Your objective
Recast every entry below as a numbered list of its lines, skipping blank lines and leaving out the pictures.

The records
-------------------------

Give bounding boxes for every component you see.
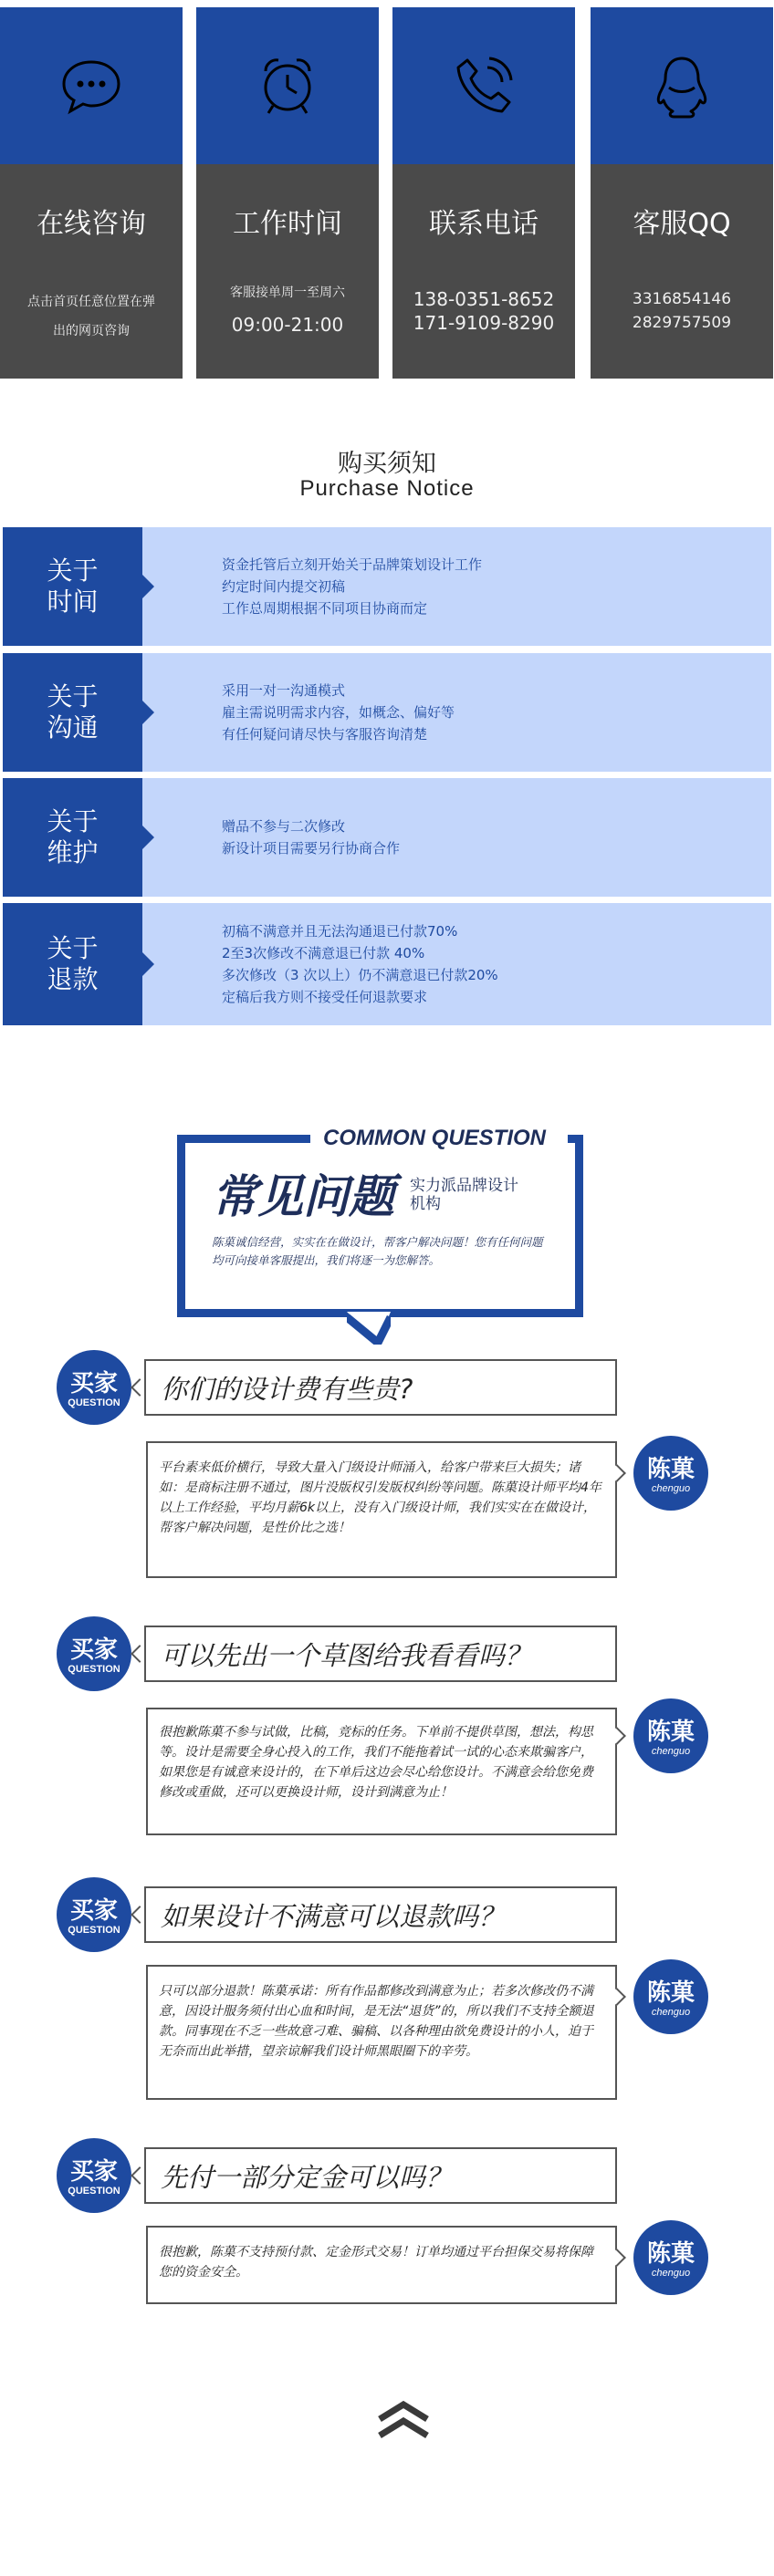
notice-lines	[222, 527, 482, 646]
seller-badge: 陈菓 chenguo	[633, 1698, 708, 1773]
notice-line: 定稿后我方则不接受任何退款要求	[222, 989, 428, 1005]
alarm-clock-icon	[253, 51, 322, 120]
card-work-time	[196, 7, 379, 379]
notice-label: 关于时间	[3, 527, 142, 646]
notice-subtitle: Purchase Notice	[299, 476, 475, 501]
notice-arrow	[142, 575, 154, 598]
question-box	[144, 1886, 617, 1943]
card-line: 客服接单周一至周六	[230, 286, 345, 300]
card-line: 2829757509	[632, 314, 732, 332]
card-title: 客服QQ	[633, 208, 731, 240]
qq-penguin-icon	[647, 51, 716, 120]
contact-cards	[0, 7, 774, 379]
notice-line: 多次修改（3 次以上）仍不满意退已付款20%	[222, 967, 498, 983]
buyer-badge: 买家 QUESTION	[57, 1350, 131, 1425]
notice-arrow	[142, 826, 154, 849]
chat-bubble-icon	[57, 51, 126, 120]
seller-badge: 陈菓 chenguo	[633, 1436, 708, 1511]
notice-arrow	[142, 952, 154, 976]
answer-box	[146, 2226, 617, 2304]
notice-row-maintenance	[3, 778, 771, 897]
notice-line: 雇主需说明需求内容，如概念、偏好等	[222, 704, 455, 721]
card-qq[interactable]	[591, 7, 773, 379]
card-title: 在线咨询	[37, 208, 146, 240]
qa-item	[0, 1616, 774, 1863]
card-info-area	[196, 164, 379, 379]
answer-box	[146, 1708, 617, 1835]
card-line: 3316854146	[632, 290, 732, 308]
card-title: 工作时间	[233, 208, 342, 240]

-------------------------

Answer to the exercise
1. Give bounding boxes for every component you see.
2. notice-lines	[222, 527, 482, 646]
3. seller-badge: 陈菓 chenguo	[633, 1698, 708, 1773]
4. notice-line: 定稿后我方则不接受任何退款要求	[222, 989, 428, 1005]
5. alarm-clock-icon	[253, 51, 322, 120]
6. card-work-time	[196, 7, 379, 379]
7. notice-label: 关于时间	[3, 527, 142, 646]
8. notice-subtitle: Purchase Notice	[299, 476, 475, 501]
9. notice-arrow	[142, 575, 154, 598]
10. question-box	[144, 1886, 617, 1943]
11. card-line: 客服接单周一至周六	[230, 286, 345, 300]
12. card-line: 2829757509	[632, 314, 732, 332]
13. card-title: 客服QQ	[633, 208, 731, 240]
14. qq-penguin-icon	[647, 51, 716, 120]
15. contact-cards	[0, 7, 774, 379]
16. notice-line: 多次修改（3 次以上）仍不满意退已付款20%	[222, 967, 498, 983]
17. buyer-badge: 买家 QUESTION	[57, 1350, 131, 1425]
18. notice-arrow	[142, 826, 154, 849]
19. chat-bubble-icon	[57, 51, 126, 120]
20. seller-badge: 陈菓 chenguo	[633, 1436, 708, 1511]
21. notice-arrow	[142, 952, 154, 976]
22. answer-box	[146, 2226, 617, 2304]
23. notice-row-maintenance	[3, 778, 771, 897]
24. notice-line: 雇主需说明需求内容，如概念、偏好等	[222, 704, 455, 721]
25. card-qq[interactable]	[591, 7, 773, 379]
26. card-title: 在线咨询	[37, 208, 146, 240]
27. qa-item	[0, 1616, 774, 1863]
28. card-info-area	[196, 164, 379, 379]
29. answer-box	[146, 1708, 617, 1835]
30. card-line: 3316854146	[632, 290, 732, 308]
31. card-title: 工作时间	[233, 208, 342, 240]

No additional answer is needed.